§ **DIRECTIONS FOR THIS TASK**
Repeat the material below exactly, with no pictures.

== STORED DATA

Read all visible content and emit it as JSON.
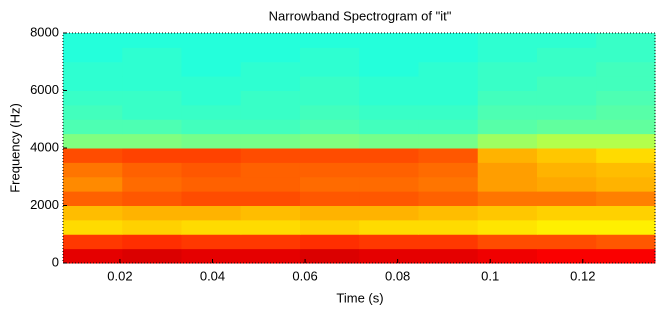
{
  "chart_data": {
    "type": "heatmap",
    "title": "Narrowband Spectrogram of \"it\"",
    "xlabel": "Time (s)",
    "ylabel": "Frequency (Hz)",
    "xlim": [
      0.0077,
      0.1356
    ],
    "ylim": [
      0,
      8000
    ],
    "xticks": [
      0.02,
      0.04,
      0.06,
      0.08,
      0.1,
      0.12
    ],
    "yticks": [
      0,
      2000,
      4000,
      6000,
      8000
    ],
    "colormap": "jet",
    "zlim": [
      0,
      1
    ],
    "xbins": [
      0.0077,
      0.0205,
      0.0333,
      0.0461,
      0.0589,
      0.0717,
      0.0845,
      0.0973,
      0.1101,
      0.1229,
      0.1356
    ],
    "ybins": [
      0,
      500,
      1000,
      1500,
      2000,
      2500,
      3000,
      3500,
      4000,
      4500,
      5000,
      5500,
      6000,
      6500,
      7000,
      7500,
      8000
    ],
    "z": [
      [
        0.9,
        0.91,
        0.9,
        0.9,
        0.91,
        0.9,
        0.9,
        0.89,
        0.88,
        0.88
      ],
      [
        0.82,
        0.83,
        0.82,
        0.82,
        0.83,
        0.82,
        0.82,
        0.8,
        0.8,
        0.79
      ],
      [
        0.66,
        0.67,
        0.66,
        0.66,
        0.67,
        0.66,
        0.66,
        0.65,
        0.64,
        0.64
      ],
      [
        0.69,
        0.7,
        0.7,
        0.69,
        0.7,
        0.7,
        0.69,
        0.68,
        0.67,
        0.67
      ],
      [
        0.78,
        0.79,
        0.8,
        0.8,
        0.79,
        0.79,
        0.78,
        0.76,
        0.76,
        0.75
      ],
      [
        0.74,
        0.77,
        0.78,
        0.78,
        0.77,
        0.77,
        0.76,
        0.72,
        0.71,
        0.7
      ],
      [
        0.76,
        0.78,
        0.79,
        0.78,
        0.78,
        0.78,
        0.77,
        0.72,
        0.7,
        0.69
      ],
      [
        0.8,
        0.81,
        0.81,
        0.8,
        0.8,
        0.8,
        0.79,
        0.7,
        0.68,
        0.66
      ],
      [
        0.5,
        0.5,
        0.49,
        0.49,
        0.5,
        0.49,
        0.49,
        0.53,
        0.55,
        0.55
      ],
      [
        0.45,
        0.45,
        0.44,
        0.44,
        0.45,
        0.44,
        0.44,
        0.46,
        0.47,
        0.47
      ],
      [
        0.44,
        0.43,
        0.43,
        0.43,
        0.44,
        0.43,
        0.43,
        0.45,
        0.45,
        0.46
      ],
      [
        0.43,
        0.43,
        0.42,
        0.43,
        0.43,
        0.42,
        0.42,
        0.44,
        0.44,
        0.45
      ],
      [
        0.42,
        0.42,
        0.42,
        0.42,
        0.43,
        0.42,
        0.42,
        0.43,
        0.44,
        0.44
      ],
      [
        0.42,
        0.42,
        0.41,
        0.42,
        0.42,
        0.41,
        0.42,
        0.43,
        0.43,
        0.44
      ],
      [
        0.41,
        0.42,
        0.41,
        0.41,
        0.42,
        0.41,
        0.41,
        0.42,
        0.43,
        0.43
      ],
      [
        0.41,
        0.41,
        0.41,
        0.41,
        0.41,
        0.41,
        0.41,
        0.42,
        0.42,
        0.43
      ]
    ]
  }
}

====

§ **COMPLETE RESPONSE**
Read all visible content and emit it as JSON.
{
  "chart_data": {
    "type": "heatmap",
    "title": "Narrowband Spectrogram of \"it\"",
    "xlabel": "Time (s)",
    "ylabel": "Frequency (Hz)",
    "xlim": [
      0.0077,
      0.1356
    ],
    "ylim": [
      0,
      8000
    ],
    "xticks": [
      0.02,
      0.04,
      0.06,
      0.08,
      0.1,
      0.12
    ],
    "yticks": [
      0,
      2000,
      4000,
      6000,
      8000
    ],
    "colormap": "jet",
    "zlim": [
      0,
      1
    ],
    "xbins": [
      0.0077,
      0.0205,
      0.0333,
      0.0461,
      0.0589,
      0.0717,
      0.0845,
      0.0973,
      0.1101,
      0.1229,
      0.1356
    ],
    "ybins": [
      0,
      500,
      1000,
      1500,
      2000,
      2500,
      3000,
      3500,
      4000,
      4500,
      5000,
      5500,
      6000,
      6500,
      7000,
      7500,
      8000
    ],
    "z": [
      [
        0.9,
        0.91,
        0.9,
        0.9,
        0.91,
        0.9,
        0.9,
        0.89,
        0.88,
        0.88
      ],
      [
        0.82,
        0.83,
        0.82,
        0.82,
        0.83,
        0.82,
        0.82,
        0.8,
        0.8,
        0.79
      ],
      [
        0.66,
        0.67,
        0.66,
        0.66,
        0.67,
        0.66,
        0.66,
        0.65,
        0.64,
        0.64
      ],
      [
        0.69,
        0.7,
        0.7,
        0.69,
        0.7,
        0.7,
        0.69,
        0.68,
        0.67,
        0.67
      ],
      [
        0.78,
        0.79,
        0.8,
        0.8,
        0.79,
        0.79,
        0.78,
        0.76,
        0.76,
        0.75
      ],
      [
        0.74,
        0.77,
        0.78,
        0.78,
        0.77,
        0.77,
        0.76,
        0.72,
        0.71,
        0.7
      ],
      [
        0.76,
        0.78,
        0.79,
        0.78,
        0.78,
        0.78,
        0.77,
        0.72,
        0.7,
        0.69
      ],
      [
        0.8,
        0.81,
        0.81,
        0.8,
        0.8,
        0.8,
        0.79,
        0.7,
        0.68,
        0.66
      ],
      [
        0.5,
        0.5,
        0.49,
        0.49,
        0.5,
        0.49,
        0.49,
        0.53,
        0.55,
        0.55
      ],
      [
        0.45,
        0.45,
        0.44,
        0.44,
        0.45,
        0.44,
        0.44,
        0.46,
        0.47,
        0.47
      ],
      [
        0.44,
        0.43,
        0.43,
        0.43,
        0.44,
        0.43,
        0.43,
        0.45,
        0.45,
        0.46
      ],
      [
        0.43,
        0.43,
        0.42,
        0.43,
        0.43,
        0.42,
        0.42,
        0.44,
        0.44,
        0.45
      ],
      [
        0.42,
        0.42,
        0.42,
        0.42,
        0.43,
        0.42,
        0.42,
        0.43,
        0.44,
        0.44
      ],
      [
        0.42,
        0.42,
        0.41,
        0.42,
        0.42,
        0.41,
        0.42,
        0.43,
        0.43,
        0.44
      ],
      [
        0.41,
        0.42,
        0.41,
        0.41,
        0.42,
        0.41,
        0.41,
        0.42,
        0.43,
        0.43
      ],
      [
        0.41,
        0.41,
        0.41,
        0.41,
        0.41,
        0.41,
        0.41,
        0.42,
        0.42,
        0.43
      ]
    ]
  }
}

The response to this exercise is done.